Stored records —
## BEGIN

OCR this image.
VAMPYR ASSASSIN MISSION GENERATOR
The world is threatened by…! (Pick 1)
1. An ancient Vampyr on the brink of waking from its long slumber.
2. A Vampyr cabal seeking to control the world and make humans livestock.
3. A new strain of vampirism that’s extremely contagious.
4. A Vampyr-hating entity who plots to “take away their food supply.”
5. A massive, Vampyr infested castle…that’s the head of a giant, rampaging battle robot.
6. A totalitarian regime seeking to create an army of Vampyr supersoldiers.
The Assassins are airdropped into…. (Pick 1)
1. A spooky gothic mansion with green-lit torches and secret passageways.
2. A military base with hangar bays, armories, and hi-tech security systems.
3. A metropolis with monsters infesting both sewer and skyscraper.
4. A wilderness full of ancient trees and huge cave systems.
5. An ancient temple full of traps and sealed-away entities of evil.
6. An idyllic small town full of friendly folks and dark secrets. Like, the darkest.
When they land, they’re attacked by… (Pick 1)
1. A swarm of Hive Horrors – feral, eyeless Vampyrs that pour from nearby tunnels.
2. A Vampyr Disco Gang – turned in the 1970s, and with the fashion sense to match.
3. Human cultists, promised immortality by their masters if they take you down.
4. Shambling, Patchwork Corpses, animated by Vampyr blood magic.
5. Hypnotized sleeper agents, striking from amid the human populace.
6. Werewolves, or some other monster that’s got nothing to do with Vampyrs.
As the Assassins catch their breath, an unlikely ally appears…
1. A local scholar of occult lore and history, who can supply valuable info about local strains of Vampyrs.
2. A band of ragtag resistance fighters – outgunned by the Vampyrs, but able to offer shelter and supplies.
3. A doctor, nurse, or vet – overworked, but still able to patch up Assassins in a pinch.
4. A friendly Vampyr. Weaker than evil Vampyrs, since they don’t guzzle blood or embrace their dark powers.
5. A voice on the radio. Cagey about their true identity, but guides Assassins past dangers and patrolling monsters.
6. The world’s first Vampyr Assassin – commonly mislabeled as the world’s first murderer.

## END

Task brief —
Repeat the entries exactly, all of them.

Result —
OCR this image.
VAMPYR ASSASSIN MISSION GENERATOR
The world is threatened by…! (Pick 1)
1. An ancient Vampyr on the brink of waking from its long slumber.
2. A Vampyr cabal seeking to control the world and make humans livestock.
3. A new strain of vampirism that’s extremely contagious.
4. A Vampyr-hating entity who plots to “take away their food supply.”
5. A massive, Vampyr infested castle…that’s the head of a giant, rampaging battle robot.
6. A totalitarian regime seeking to create an army of Vampyr supersoldiers.
The Assassins are airdropped into…. (Pick 1)
1. A spooky gothic mansion with green-lit torches and secret passageways.
2. A military base with hangar bays, armories, and hi-tech security systems.
3. A metropolis with monsters infesting both sewer and skyscraper.
4. A wilderness full of ancient trees and huge cave systems.
5. An ancient temple full of traps and sealed-away entities of evil.
6. An idyllic small town full of friendly folks and dark secrets. Like, the darkest.
When they land, they’re attacked by… (Pick 1)
1. A swarm of Hive Horrors – feral, eyeless Vampyrs that pour from nearby tunnels.
2. A Vampyr Disco Gang – turned in the 1970s, and with the fashion sense to match.
3. Human cultists, promised immortality by their masters if they take you down.
4. Shambling, Patchwork Corpses, animated by Vampyr blood magic.
5. Hypnotized sleeper agents, striking from amid the human populace.
6. Werewolves, or some other monster that’s got nothing to do with Vampyrs.
As the Assassins catch their breath, an unlikely ally appears…
1. A local scholar of occult lore and history, who can supply valuable info about local strains of Vampyrs.
2. A band of ragtag resistance fighters – outgunned by the Vampyrs, but able to offer shelter and supplies.
3. A doctor, nurse, or vet – overworked, but still able to patch up Assassins in a pinch.
4. A friendly Vampyr. Weaker than evil Vampyrs, since they don’t guzzle blood or embrace their dark powers.
5. A voice on the radio. Cagey about their true identity, but guides Assassins past dangers and patrolling monsters.
6. The world’s first Vampyr Assassin – commonly mislabeled as the world’s first murderer.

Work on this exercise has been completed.